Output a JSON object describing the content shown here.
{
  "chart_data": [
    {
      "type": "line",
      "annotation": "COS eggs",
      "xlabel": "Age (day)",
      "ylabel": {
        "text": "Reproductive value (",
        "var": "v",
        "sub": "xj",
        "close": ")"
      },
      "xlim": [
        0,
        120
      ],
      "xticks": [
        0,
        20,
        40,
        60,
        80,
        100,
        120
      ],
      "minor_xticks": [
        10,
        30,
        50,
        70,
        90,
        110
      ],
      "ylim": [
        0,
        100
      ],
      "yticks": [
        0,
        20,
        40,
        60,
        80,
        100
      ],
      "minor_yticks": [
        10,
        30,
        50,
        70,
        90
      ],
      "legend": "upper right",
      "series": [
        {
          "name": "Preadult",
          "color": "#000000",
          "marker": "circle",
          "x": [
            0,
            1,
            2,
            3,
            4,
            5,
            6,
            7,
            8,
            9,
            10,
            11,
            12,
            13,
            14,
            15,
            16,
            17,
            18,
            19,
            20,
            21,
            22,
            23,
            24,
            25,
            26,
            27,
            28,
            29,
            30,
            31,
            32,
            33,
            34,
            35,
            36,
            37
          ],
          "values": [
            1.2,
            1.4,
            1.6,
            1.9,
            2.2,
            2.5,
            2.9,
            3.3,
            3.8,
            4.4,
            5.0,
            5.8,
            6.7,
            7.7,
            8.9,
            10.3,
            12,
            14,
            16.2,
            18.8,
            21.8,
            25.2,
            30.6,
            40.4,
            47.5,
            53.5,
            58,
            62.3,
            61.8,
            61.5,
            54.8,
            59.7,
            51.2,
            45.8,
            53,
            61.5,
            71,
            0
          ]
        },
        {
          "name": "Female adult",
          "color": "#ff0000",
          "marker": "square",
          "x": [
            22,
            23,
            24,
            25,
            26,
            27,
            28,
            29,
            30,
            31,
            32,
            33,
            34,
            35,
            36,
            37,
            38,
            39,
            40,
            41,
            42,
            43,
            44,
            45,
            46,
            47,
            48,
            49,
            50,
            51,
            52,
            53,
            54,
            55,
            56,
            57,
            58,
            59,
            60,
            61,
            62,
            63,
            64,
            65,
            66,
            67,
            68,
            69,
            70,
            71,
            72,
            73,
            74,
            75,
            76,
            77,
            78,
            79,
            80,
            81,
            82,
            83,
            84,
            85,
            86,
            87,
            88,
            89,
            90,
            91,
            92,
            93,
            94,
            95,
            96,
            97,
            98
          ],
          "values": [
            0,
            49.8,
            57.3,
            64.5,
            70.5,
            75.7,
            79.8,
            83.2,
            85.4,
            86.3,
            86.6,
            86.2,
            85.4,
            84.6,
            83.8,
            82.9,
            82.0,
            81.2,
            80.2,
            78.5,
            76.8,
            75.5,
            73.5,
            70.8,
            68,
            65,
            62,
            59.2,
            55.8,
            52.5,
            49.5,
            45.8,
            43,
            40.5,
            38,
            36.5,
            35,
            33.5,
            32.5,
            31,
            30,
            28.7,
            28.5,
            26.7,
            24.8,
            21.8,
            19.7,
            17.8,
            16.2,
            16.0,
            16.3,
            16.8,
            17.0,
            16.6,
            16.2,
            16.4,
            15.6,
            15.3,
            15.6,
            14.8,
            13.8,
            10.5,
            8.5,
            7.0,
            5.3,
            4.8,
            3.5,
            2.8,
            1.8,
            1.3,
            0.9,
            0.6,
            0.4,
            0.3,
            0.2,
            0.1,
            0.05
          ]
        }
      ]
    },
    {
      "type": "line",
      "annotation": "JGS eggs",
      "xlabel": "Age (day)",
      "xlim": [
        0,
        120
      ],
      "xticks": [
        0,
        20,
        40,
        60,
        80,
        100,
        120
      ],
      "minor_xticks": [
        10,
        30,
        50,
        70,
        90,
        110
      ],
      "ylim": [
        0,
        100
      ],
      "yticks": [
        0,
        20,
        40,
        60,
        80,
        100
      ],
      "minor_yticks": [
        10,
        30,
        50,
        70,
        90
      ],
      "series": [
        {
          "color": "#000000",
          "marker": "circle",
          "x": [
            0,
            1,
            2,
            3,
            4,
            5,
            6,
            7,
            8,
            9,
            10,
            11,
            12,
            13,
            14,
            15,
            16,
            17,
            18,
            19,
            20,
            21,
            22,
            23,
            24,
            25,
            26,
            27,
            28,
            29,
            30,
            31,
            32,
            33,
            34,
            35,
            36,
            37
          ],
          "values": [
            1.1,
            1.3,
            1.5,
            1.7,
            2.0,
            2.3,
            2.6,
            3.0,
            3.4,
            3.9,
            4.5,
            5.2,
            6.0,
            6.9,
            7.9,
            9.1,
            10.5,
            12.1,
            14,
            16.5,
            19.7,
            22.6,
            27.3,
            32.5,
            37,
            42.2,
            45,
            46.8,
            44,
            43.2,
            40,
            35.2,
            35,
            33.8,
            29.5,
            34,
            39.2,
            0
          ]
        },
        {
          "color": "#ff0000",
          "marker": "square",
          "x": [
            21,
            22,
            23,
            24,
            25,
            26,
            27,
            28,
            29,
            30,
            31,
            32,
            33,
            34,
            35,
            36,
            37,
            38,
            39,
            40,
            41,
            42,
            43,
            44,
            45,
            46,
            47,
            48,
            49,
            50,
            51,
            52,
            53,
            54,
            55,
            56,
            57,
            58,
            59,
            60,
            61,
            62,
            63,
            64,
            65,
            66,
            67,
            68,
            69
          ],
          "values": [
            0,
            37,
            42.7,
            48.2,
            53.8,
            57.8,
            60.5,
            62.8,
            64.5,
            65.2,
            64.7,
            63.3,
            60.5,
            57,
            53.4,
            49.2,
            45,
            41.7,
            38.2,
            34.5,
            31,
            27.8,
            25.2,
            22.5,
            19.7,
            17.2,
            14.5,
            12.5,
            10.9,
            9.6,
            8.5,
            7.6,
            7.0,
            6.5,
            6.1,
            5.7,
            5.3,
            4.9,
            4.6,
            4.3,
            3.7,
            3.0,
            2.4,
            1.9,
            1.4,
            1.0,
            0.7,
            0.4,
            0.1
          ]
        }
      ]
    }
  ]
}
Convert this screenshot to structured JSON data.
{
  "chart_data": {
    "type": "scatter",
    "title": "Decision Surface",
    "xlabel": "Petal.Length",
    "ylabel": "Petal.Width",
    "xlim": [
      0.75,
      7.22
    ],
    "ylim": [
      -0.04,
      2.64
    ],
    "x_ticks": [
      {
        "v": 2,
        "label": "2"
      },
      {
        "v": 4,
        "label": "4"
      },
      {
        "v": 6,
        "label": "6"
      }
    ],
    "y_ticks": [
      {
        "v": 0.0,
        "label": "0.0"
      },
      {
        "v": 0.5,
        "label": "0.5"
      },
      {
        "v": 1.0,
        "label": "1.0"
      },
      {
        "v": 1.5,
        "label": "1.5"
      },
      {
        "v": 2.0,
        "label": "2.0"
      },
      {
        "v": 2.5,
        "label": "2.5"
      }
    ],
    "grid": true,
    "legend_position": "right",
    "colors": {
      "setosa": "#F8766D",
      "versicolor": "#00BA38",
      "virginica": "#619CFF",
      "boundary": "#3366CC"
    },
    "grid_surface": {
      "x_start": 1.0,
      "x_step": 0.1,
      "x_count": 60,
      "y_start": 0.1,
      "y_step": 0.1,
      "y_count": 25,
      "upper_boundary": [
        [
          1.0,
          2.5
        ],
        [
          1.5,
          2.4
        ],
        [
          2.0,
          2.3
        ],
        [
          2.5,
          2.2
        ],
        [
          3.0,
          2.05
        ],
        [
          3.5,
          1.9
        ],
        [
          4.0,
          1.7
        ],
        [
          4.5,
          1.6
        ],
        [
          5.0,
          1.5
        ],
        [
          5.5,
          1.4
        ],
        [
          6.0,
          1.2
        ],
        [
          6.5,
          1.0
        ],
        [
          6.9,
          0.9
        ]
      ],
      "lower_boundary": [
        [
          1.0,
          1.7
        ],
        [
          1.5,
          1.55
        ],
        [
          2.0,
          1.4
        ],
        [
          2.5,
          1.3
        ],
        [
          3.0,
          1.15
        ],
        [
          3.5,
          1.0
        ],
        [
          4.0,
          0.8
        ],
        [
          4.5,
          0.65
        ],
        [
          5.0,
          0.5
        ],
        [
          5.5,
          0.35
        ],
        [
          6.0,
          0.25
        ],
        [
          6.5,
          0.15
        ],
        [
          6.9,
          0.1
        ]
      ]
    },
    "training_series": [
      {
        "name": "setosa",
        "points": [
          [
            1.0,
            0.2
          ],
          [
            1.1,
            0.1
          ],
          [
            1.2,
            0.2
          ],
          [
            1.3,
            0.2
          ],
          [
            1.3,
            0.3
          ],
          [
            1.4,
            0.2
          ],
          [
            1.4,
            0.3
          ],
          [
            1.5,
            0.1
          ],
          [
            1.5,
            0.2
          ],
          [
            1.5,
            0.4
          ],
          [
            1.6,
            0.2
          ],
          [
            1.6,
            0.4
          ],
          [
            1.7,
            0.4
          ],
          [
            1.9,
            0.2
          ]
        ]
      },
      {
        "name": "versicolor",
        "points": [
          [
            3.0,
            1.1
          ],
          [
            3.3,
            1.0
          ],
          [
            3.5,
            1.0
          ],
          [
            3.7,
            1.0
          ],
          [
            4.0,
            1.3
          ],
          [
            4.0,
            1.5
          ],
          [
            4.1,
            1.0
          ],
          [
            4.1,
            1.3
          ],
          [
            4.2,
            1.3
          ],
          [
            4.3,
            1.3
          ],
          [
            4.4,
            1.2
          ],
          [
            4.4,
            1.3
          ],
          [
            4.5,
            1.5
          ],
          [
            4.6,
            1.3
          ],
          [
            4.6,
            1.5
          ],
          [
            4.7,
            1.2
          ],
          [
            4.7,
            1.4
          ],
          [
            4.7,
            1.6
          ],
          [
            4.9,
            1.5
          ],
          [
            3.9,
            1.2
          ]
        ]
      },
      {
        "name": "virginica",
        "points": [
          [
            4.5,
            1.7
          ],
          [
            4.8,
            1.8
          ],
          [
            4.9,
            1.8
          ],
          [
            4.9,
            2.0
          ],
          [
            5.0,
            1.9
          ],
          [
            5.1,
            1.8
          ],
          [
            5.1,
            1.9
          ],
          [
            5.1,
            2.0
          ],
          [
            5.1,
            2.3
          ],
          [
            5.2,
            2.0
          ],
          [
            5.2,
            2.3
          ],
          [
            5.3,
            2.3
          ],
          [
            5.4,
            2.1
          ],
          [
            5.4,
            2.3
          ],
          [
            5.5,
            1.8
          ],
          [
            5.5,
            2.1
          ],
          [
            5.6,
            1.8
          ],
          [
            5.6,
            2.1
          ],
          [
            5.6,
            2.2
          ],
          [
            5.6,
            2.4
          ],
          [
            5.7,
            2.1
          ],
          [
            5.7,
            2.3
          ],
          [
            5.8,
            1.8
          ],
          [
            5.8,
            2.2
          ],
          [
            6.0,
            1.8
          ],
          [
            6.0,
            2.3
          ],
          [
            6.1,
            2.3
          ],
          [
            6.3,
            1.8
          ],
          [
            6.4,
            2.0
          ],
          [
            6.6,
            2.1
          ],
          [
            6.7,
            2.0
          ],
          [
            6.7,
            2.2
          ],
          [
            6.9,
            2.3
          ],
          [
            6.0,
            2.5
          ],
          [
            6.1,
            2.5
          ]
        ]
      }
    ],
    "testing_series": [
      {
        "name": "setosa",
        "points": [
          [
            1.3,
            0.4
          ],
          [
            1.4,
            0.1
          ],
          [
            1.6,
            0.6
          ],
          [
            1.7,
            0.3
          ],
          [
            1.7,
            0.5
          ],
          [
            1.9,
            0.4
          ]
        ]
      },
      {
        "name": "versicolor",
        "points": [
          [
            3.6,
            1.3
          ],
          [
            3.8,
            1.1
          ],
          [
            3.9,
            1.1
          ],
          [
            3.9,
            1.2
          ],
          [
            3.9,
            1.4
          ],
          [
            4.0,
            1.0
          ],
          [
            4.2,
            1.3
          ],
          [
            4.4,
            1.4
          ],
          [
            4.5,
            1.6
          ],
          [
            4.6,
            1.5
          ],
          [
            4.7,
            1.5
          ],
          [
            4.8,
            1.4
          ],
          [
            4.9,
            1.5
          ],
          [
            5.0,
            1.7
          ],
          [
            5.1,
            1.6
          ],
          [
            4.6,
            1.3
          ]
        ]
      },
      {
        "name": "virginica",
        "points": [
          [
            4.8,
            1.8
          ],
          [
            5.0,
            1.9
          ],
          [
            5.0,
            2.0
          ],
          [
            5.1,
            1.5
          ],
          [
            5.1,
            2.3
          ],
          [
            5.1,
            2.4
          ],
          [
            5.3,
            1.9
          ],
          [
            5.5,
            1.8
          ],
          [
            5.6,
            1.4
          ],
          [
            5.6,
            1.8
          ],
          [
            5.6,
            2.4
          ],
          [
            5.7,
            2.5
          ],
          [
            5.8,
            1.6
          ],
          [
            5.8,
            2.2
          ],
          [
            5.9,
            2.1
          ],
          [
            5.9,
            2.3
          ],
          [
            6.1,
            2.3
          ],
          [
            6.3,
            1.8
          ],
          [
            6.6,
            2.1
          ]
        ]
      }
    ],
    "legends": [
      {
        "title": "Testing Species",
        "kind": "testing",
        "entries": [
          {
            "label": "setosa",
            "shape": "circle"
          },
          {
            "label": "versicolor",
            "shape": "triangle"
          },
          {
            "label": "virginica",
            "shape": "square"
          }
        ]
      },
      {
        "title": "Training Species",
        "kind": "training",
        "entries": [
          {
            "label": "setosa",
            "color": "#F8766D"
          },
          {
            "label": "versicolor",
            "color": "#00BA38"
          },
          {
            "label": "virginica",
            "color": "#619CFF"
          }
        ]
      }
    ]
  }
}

• What the task asks: Check each line in the records for the word "title" and say how many have it, with nothing else.

• Response: 3